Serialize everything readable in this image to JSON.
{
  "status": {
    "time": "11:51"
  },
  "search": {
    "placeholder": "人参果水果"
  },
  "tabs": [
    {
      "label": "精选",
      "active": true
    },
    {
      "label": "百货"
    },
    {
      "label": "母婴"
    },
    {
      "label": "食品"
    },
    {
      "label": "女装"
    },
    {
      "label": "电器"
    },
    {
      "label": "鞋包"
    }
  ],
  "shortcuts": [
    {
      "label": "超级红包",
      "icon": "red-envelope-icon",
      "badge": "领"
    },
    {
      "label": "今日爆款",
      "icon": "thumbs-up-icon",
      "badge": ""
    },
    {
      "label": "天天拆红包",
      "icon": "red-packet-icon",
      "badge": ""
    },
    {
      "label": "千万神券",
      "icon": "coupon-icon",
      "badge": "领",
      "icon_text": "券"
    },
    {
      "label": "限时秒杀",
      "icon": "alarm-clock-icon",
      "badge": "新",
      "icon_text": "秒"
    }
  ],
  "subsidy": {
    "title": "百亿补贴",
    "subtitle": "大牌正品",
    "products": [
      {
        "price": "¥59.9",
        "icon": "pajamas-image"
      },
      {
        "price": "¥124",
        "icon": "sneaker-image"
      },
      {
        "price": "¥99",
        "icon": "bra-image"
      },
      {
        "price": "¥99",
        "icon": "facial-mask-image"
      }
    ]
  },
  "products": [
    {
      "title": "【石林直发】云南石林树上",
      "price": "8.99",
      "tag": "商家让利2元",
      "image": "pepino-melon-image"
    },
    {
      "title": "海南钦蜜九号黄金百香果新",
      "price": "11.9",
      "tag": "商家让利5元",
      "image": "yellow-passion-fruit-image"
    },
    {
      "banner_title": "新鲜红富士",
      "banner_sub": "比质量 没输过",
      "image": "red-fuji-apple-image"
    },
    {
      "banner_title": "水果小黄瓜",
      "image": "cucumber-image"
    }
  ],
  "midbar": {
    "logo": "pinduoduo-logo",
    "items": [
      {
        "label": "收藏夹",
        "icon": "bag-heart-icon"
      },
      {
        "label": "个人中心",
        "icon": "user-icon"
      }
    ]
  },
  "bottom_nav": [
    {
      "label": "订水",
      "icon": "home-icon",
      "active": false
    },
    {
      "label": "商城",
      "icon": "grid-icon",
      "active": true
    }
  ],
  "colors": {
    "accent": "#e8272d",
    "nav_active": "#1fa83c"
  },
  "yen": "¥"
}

──────

Tally the lines of the records holding the word "price", then give only the resulting number.

6